Stated problem:
Filter the records below for the word "Daniel". Copy each line that holds it.

** START OF Given records **

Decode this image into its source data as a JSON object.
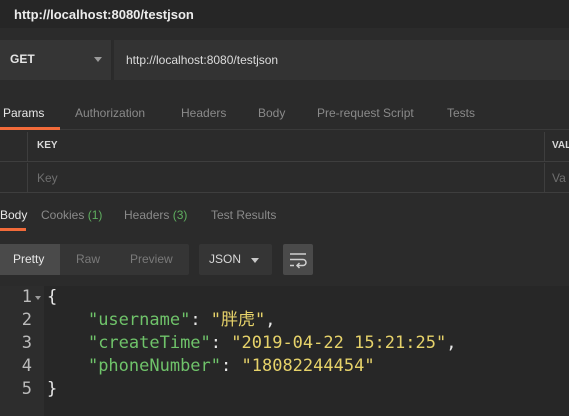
{
  "window": {
    "title": "http://localhost:8080/testjson"
  },
  "request": {
    "method": "GET",
    "url": "http://localhost:8080/testjson"
  },
  "request_tabs": [
    {
      "label": "Params",
      "active": true
    },
    {
      "label": "Authorization"
    },
    {
      "label": "Headers"
    },
    {
      "label": "Body"
    },
    {
      "label": "Pre-request Script"
    },
    {
      "label": "Tests"
    }
  ],
  "params_table": {
    "headers": {
      "key": "KEY",
      "value": "VAL"
    },
    "row": {
      "key_placeholder": "Key",
      "value_placeholder": "Va"
    }
  },
  "response_tabs": [
    {
      "label": "Body",
      "active": true
    },
    {
      "label": "Cookies",
      "count": "(1)"
    },
    {
      "label": "Headers",
      "count": "(3)"
    },
    {
      "label": "Test Results"
    }
  ],
  "view_modes": {
    "pretty": "Pretty",
    "raw": "Raw",
    "preview": "Preview"
  },
  "format": {
    "selected": "JSON"
  },
  "editor": {
    "line_numbers": [
      "1",
      "2",
      "3",
      "4",
      "5"
    ],
    "open_brace": "{",
    "close_brace": "}",
    "fields": [
      {
        "key": "\"username\"",
        "value": "\"胖虎\"",
        "trailing": ","
      },
      {
        "key": "\"createTime\"",
        "value": "\"2019-04-22 15:21:25\"",
        "trailing": ","
      },
      {
        "key": "\"phoneNumber\"",
        "value": "\"18082244454\"",
        "trailing": ""
      }
    ]
  },
  "colors": {
    "accent": "#f26b3a",
    "json_key": "#6fc36a",
    "json_string": "#e6d26a",
    "count": "#5fae5f"
  }
}
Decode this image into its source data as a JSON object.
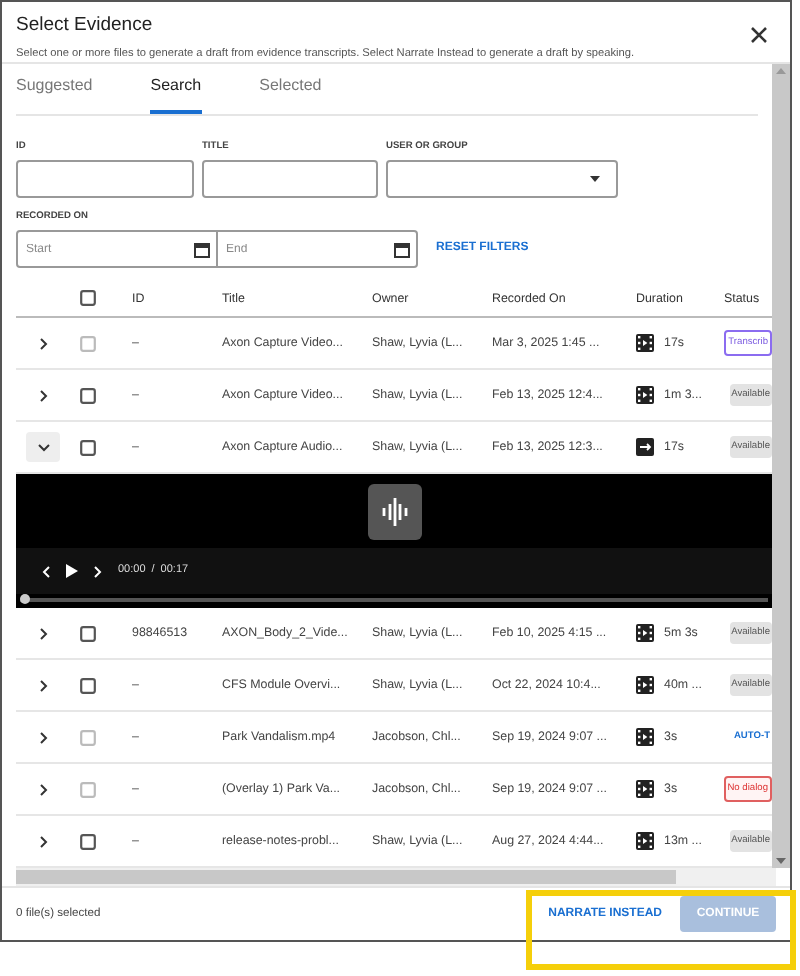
{
  "dialog": {
    "title": "Select Evidence",
    "subtitle": "Select one or more files to generate a draft from evidence transcripts. Select Narrate Instead to generate a draft by speaking."
  },
  "tabs": [
    {
      "label": "Suggested",
      "selected": false
    },
    {
      "label": "Search",
      "selected": true
    },
    {
      "label": "Selected",
      "selected": false
    }
  ],
  "filters": {
    "id_label": "ID",
    "title_label": "TITLE",
    "user_label": "USER OR GROUP",
    "recorded_label": "RECORDED ON",
    "start_placeholder": "Start",
    "end_placeholder": "End",
    "reset": "RESET FILTERS"
  },
  "table": {
    "columns": [
      "ID",
      "Title",
      "Owner",
      "Recorded On",
      "Duration",
      "Status"
    ],
    "select_all_checked": false,
    "rows": [
      {
        "id": "–",
        "title": "Axon Capture Video...",
        "owner": "Shaw, Lyvia (L...",
        "recorded": "Mar 3, 2025 1:45 ...",
        "duration": {
          "kind": "video",
          "text": "17s"
        },
        "status": {
          "kind": "processing",
          "text": "Transcrib"
        },
        "expanded": false,
        "checked": false,
        "disabled": true
      },
      {
        "id": "–",
        "title": "Axon Capture Video...",
        "owner": "Shaw, Lyvia (L...",
        "recorded": "Feb 13, 2025 12:4...",
        "duration": {
          "kind": "video",
          "text": "1m 3..."
        },
        "status": {
          "kind": "available",
          "text": "Available"
        },
        "expanded": false,
        "checked": false,
        "disabled": false
      },
      {
        "id": "–",
        "title": "Axon Capture Audio...",
        "owner": "Shaw, Lyvia (L...",
        "recorded": "Feb 13, 2025 12:3...",
        "duration": {
          "kind": "audio",
          "text": "17s"
        },
        "status": {
          "kind": "available",
          "text": "Available"
        },
        "expanded": true,
        "checked": false,
        "disabled": false,
        "player": {
          "current": "00:00",
          "separator": "/",
          "total": "00:17",
          "level": 0
        }
      },
      {
        "id": "98846513",
        "title": "AXON_Body_2_Vide...",
        "owner": "Shaw, Lyvia (L...",
        "recorded": "Feb 10, 2025 4:15 ...",
        "duration": {
          "kind": "video",
          "text": "5m 3s"
        },
        "status": {
          "kind": "available",
          "text": "Available"
        },
        "expanded": false,
        "checked": false,
        "disabled": false
      },
      {
        "id": "–",
        "title": "CFS Module Overvi...",
        "owner": "Shaw, Lyvia (L...",
        "recorded": "Oct 22, 2024 10:4...",
        "duration": {
          "kind": "video",
          "text": "40m ..."
        },
        "status": {
          "kind": "available",
          "text": "Available"
        },
        "expanded": false,
        "checked": false,
        "disabled": false
      },
      {
        "id": "–",
        "title": "Park Vandalism.mp4",
        "owner": "Jacobson, Chl...",
        "recorded": "Sep 19, 2024 9:07 ...",
        "duration": {
          "kind": "video",
          "text": "3s"
        },
        "status": {
          "kind": "action",
          "text": "AUTO-T"
        },
        "expanded": false,
        "checked": false,
        "disabled": true
      },
      {
        "id": "–",
        "title": "(Overlay 1) Park Va...",
        "owner": "Jacobson, Chl...",
        "recorded": "Sep 19, 2024 9:07 ...",
        "duration": {
          "kind": "video",
          "text": "3s"
        },
        "status": {
          "kind": "error",
          "text": "No dialog"
        },
        "expanded": false,
        "checked": false,
        "disabled": true
      },
      {
        "id": "–",
        "title": "release-notes-probl...",
        "owner": "Shaw, Lyvia (L...",
        "recorded": "Aug 27, 2024 4:44...",
        "duration": {
          "kind": "video",
          "text": "13m ..."
        },
        "status": {
          "kind": "available",
          "text": "Available"
        },
        "expanded": false,
        "checked": false,
        "disabled": false
      }
    ]
  },
  "footer": {
    "count": "0 file(s) selected",
    "narrate": "NARRATE INSTEAD",
    "continue": "CONTINUE",
    "continue_disabled": true,
    "highlighted": true
  }
}
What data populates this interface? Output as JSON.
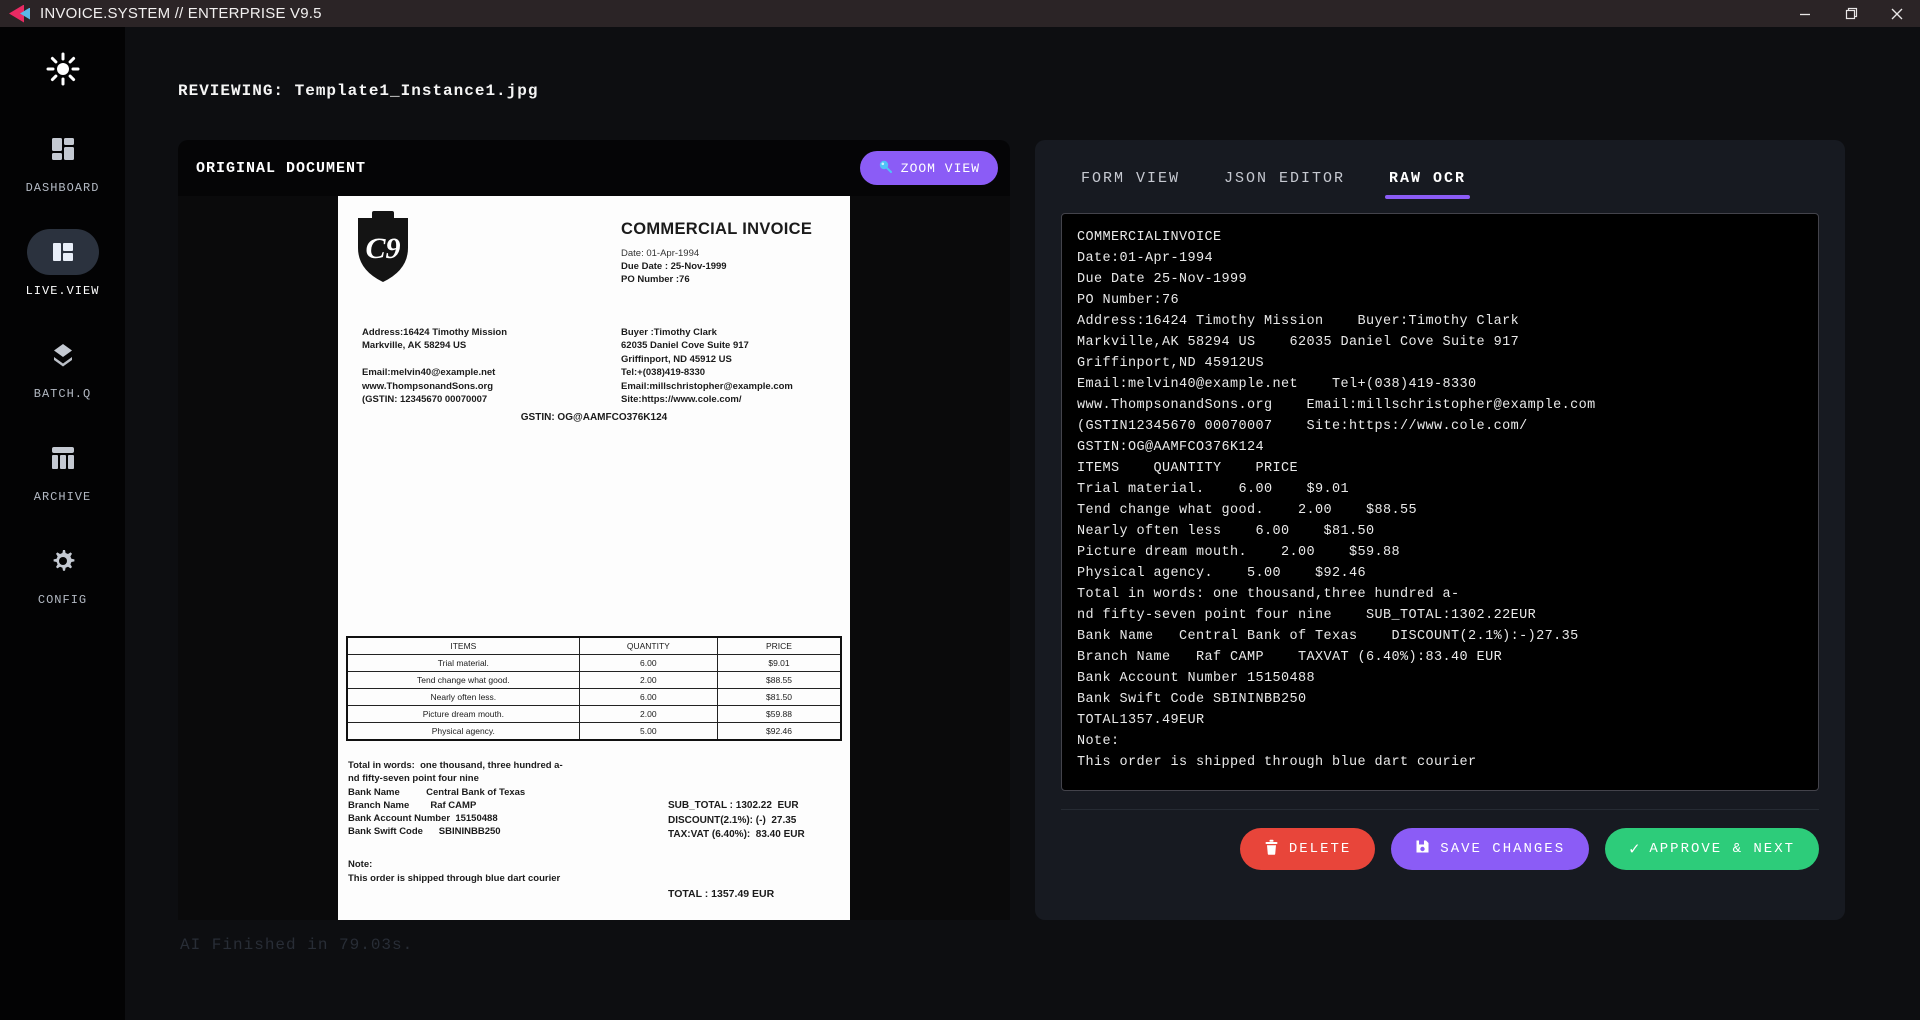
{
  "window": {
    "title": "INVOICE.SYSTEM // ENTERPRISE V9.5"
  },
  "sidebar": {
    "items": [
      {
        "label": "DASHBOARD",
        "active": false
      },
      {
        "label": "LIVE.VIEW",
        "active": true
      },
      {
        "label": "BATCH.Q",
        "active": false
      },
      {
        "label": "ARCHIVE",
        "active": false
      },
      {
        "label": "CONFIG",
        "active": false
      }
    ]
  },
  "header": {
    "reviewing": "REVIEWING: Template1_Instance1.jpg"
  },
  "document_panel": {
    "title": "ORIGINAL DOCUMENT",
    "zoom_button_label": "ZOOM VIEW",
    "invoice": {
      "logo_text": "C9",
      "title": "COMMERCIAL INVOICE",
      "date": "Date: 01-Apr-1994",
      "due_date": "Due Date : 25-Nov-1999",
      "po_number": "PO Number :76",
      "seller_lines": [
        "Address:16424 Timothy Mission",
        "Markville, AK 58294 US",
        "",
        "Email:melvin40@example.net",
        "www.ThompsonandSons.org",
        "(GSTIN: 12345670 00070007"
      ],
      "buyer_lines": [
        "Buyer :Timothy Clark",
        "62035 Daniel Cove Suite 917",
        "Griffinport, ND 45912 US",
        "Tel:+(038)419-8330",
        "Email:millschristopher@example.com",
        "Site:https://www.cole.com/"
      ],
      "gstin": "GSTIN: OG@AAMFCO376K124",
      "table": {
        "headers": [
          "ITEMS",
          "QUANTITY",
          "PRICE"
        ],
        "rows": [
          [
            "Trial material.",
            "6.00",
            "$9.01"
          ],
          [
            "Tend change what good.",
            "2.00",
            "$88.55"
          ],
          [
            "Nearly often less.",
            "6.00",
            "$81.50"
          ],
          [
            "Picture dream mouth.",
            "2.00",
            "$59.88"
          ],
          [
            "Physical agency.",
            "5.00",
            "$92.46"
          ]
        ]
      },
      "totals_left_lines": [
        "Total in words:  one thousand, three hundred a-",
        "nd fifty-seven point four nine",
        "Bank Name          Central Bank of Texas",
        "Branch Name        Raf CAMP",
        "Bank Account Number  15150488",
        "Bank Swift Code      SBININBB250"
      ],
      "totals_right_lines": [
        "SUB_TOTAL : 1302.22  EUR",
        "DISCOUNT(2.1%): (-)  27.35",
        "TAX:VAT (6.40%):  83.40 EUR"
      ],
      "grand_total": "TOTAL : 1357.49 EUR",
      "note_label": "Note:",
      "note_text": "This order is shipped through blue dart courier"
    }
  },
  "ocr_panel": {
    "tabs": [
      {
        "label": "FORM VIEW",
        "active": false
      },
      {
        "label": "JSON EDITOR",
        "active": false
      },
      {
        "label": "RAW OCR",
        "active": true
      }
    ],
    "ocr_lines": [
      "COMMERCIALINVOICE",
      "Date:01-Apr-1994",
      "Due Date 25-Nov-1999",
      "PO Number:76",
      "Address:16424 Timothy Mission    Buyer:Timothy Clark",
      "Markville,AK 58294 US    62035 Daniel Cove Suite 917",
      "Griffinport,ND 45912US",
      "Email:melvin40@example.net    Tel+(038)419-8330",
      "www.ThompsonandSons.org    Email:millschristopher@example.com",
      "(GSTIN12345670 00070007    Site:https://www.cole.com/",
      "GSTIN:OG@AAMFCO376K124",
      "ITEMS    QUANTITY    PRICE",
      "Trial material.    6.00    $9.01",
      "Tend change what good.    2.00    $88.55",
      "Nearly often less    6.00    $81.50",
      "Picture dream mouth.    2.00    $59.88",
      "Physical agency.    5.00    $92.46",
      "Total in words: one thousand,three hundred a-",
      "nd fifty-seven point four nine    SUB_TOTAL:1302.22EUR",
      "Bank Name   Central Bank of Texas    DISCOUNT(2.1%):-)27.35",
      "Branch Name   Raf CAMP    TAXVAT (6.40%):83.40 EUR",
      "Bank Account Number 15150488",
      "Bank Swift Code SBININBB250",
      "TOTAL1357.49EUR",
      "Note:",
      "This order is shipped through blue dart courier"
    ],
    "buttons": {
      "delete": "DELETE",
      "save": "SAVE CHANGES",
      "approve": "APPROVE & NEXT"
    }
  },
  "status": {
    "ai_finished": "AI Finished in 79.03s."
  },
  "colors": {
    "accent_purple": "#8b5cf6",
    "danger_red": "#e8453a",
    "success_green": "#2dcc7a",
    "logo_pink": "#e82a63",
    "logo_blue": "#5bb8e8",
    "panel_bg": "#171a21",
    "ocr_bg": "#000000"
  }
}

** END OF Given records **

Complete output:
        "62035 Daniel Cove Suite 917",
      "Markville,AK 58294 US    62035 Daniel Cove Suite 917",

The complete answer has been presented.